▸ SET PROBLEM
Restate the data exactly as given and keep the pictures out.

===== DATA SUPPLIED =====

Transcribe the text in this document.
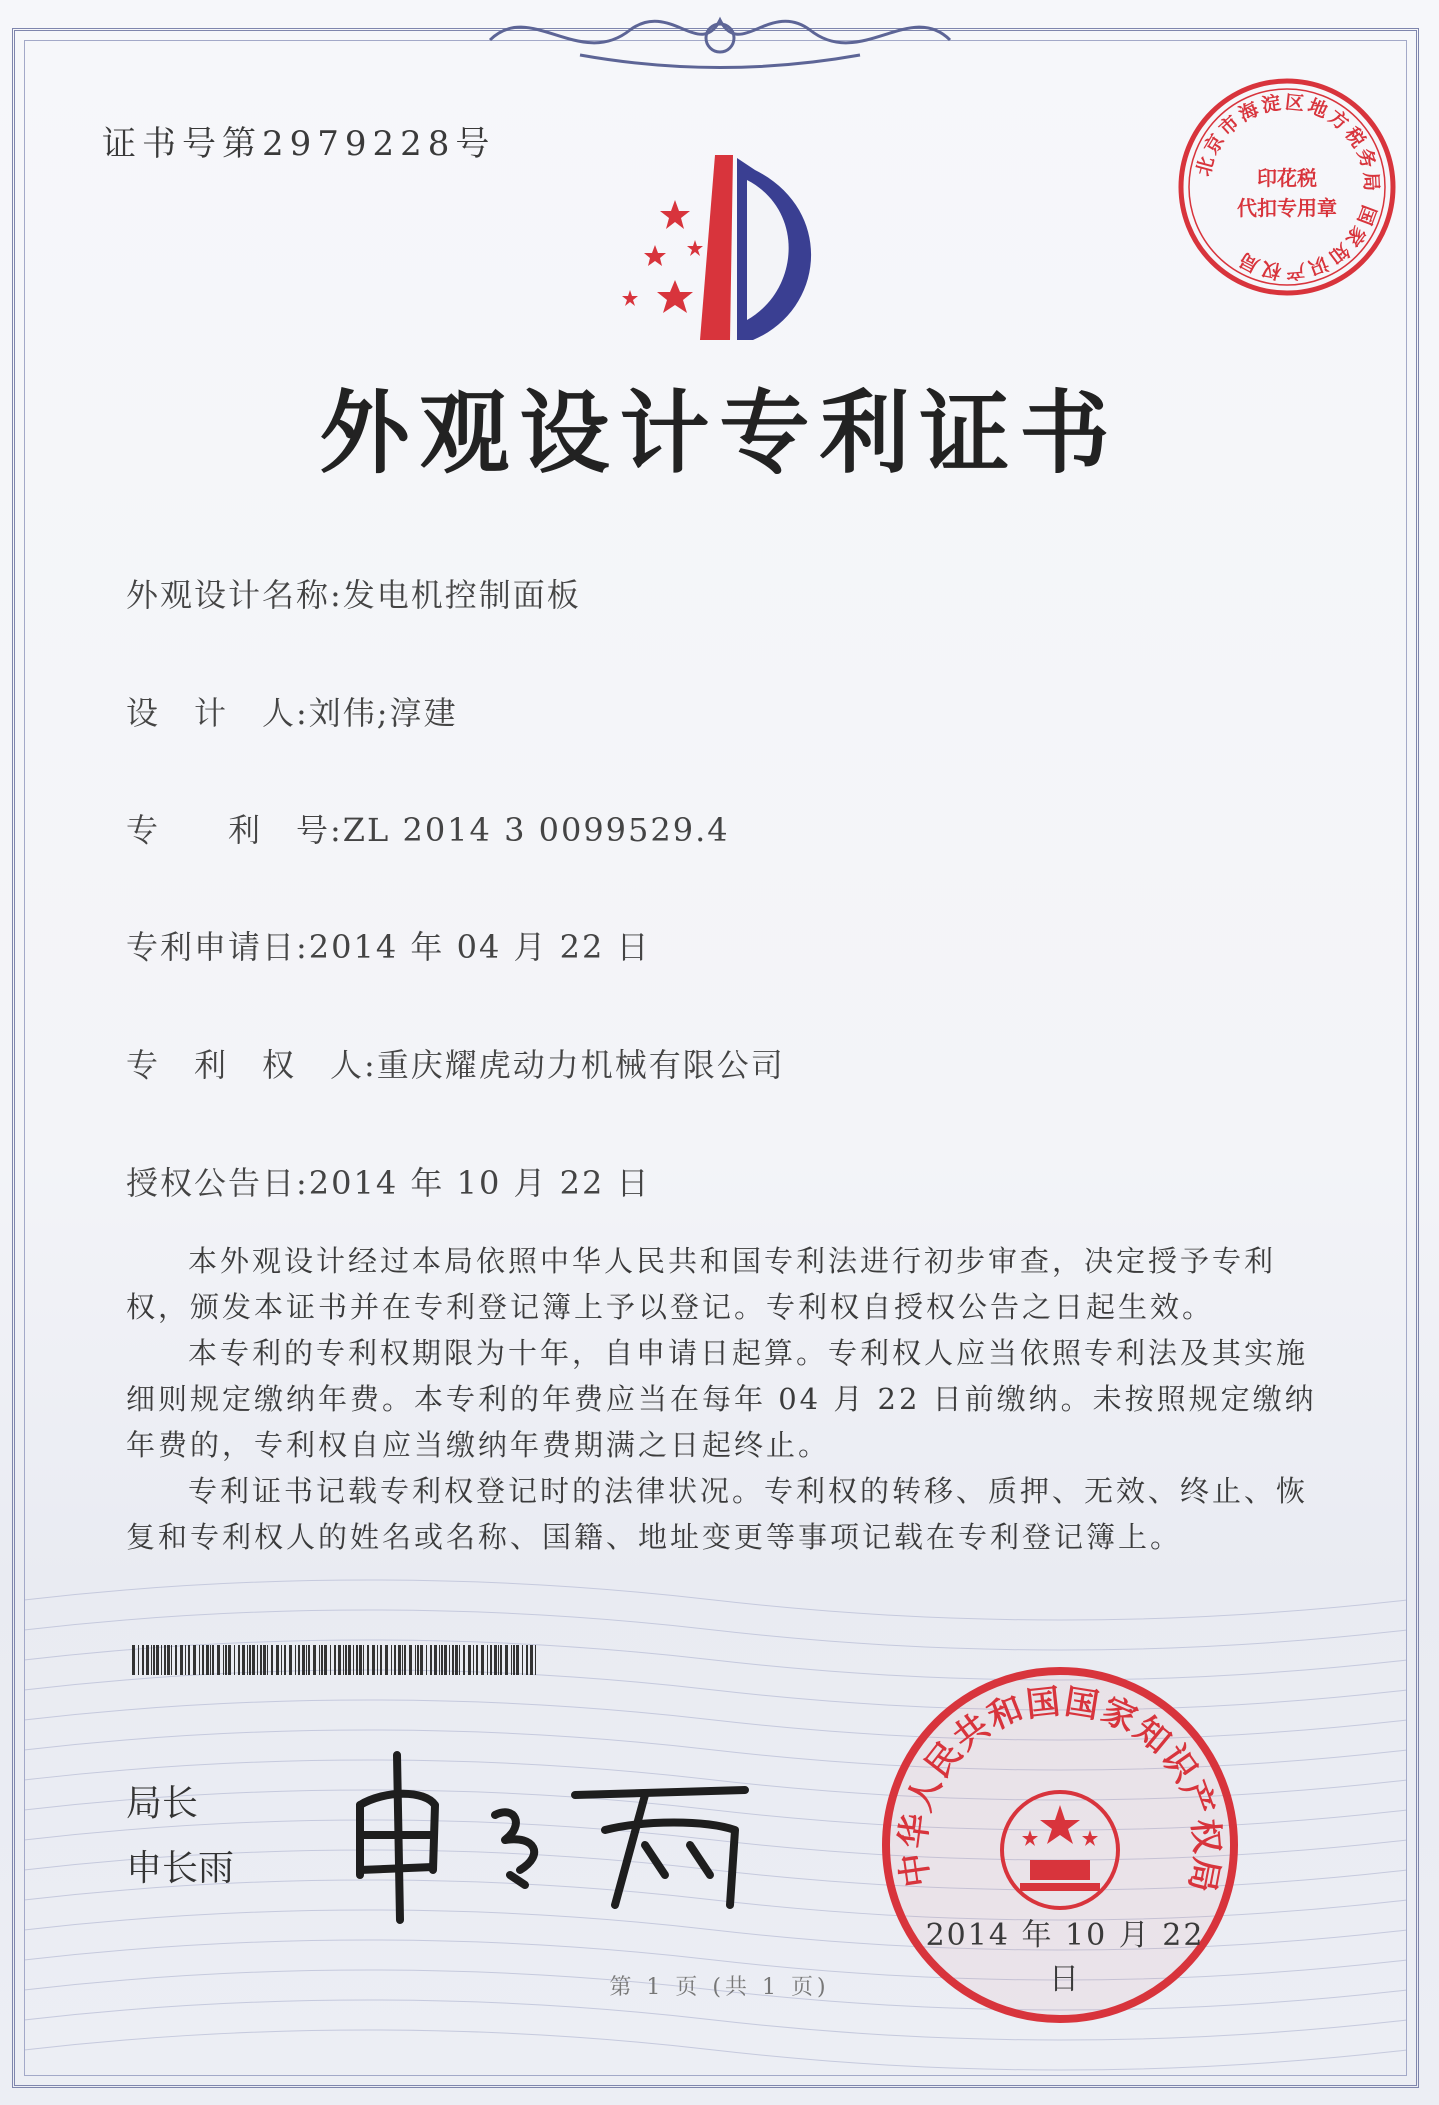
证书号第2979228号
北京市海淀区地方税务局 国家知识产权局
印花税
代扣专用章
外观设计专利证书
外观设计名称:发电机控制面板
设　计　人:刘伟;淳建
专　　利　号:ZL 2014 3 0099529.4
专利申请日:2014 年 04 月 22 日
专　利　权　人:重庆耀虎动力机械有限公司
授权公告日:2014 年 10 月 22 日

本外观设计经过本局依照中华人民共和国专利法进行初步审查，决定授予专利权，颁发本证书并在专利登记簿上予以登记。专利权自授权公告之日起生效。

本专利的专利权期限为十年，自申请日起算。专利权人应当依照专利法及其实施细则规定缴纳年费。本专利的年费应当在每年 04 月 22 日前缴纳。未按照规定缴纳年费的，专利权自应当缴纳年费期满之日起终止。

专利证书记载专利权登记时的法律状况。专利权的转移、质押、无效、终止、恢复和专利权人的姓名或名称、国籍、地址变更等事项记载在专利登记簿上。

局长
申长雨	中华人民共和国国家知识产权局
2014 年 10 月 22 日
第 1 页 (共 1 页)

=====

▸ REPLY
Transcribe the text in this document.
证书号第2979228号
北京市海淀区地方税务局 国家知识产权局
印花税
代扣专用章
外观设计专利证书
外观设计名称:发电机控制面板
设　计　人:刘伟;淳建
专　　利　号:ZL 2014 3 0099529.4
专利申请日:2014 年 04 月 22 日
专　利　权　人:重庆耀虎动力机械有限公司
授权公告日:2014 年 10 月 22 日

本外观设计经过本局依照中华人民共和国专利法进行初步审查，决定授予专利权，颁发本证书并在专利登记簿上予以登记。专利权自授权公告之日起生效。

本专利的专利权期限为十年，自申请日起算。专利权人应当依照专利法及其实施细则规定缴纳年费。本专利的年费应当在每年 04 月 22 日前缴纳。未按照规定缴纳年费的，专利权自应当缴纳年费期满之日起终止。

专利证书记载专利权登记时的法律状况。专利权的转移、质押、无效、终止、恢复和专利权人的姓名或名称、国籍、地址变更等事项记载在专利登记簿上。

局长
申长雨	中华人民共和国国家知识产权局
2014 年 10 月 22 日
第 1 页 (共 1 页)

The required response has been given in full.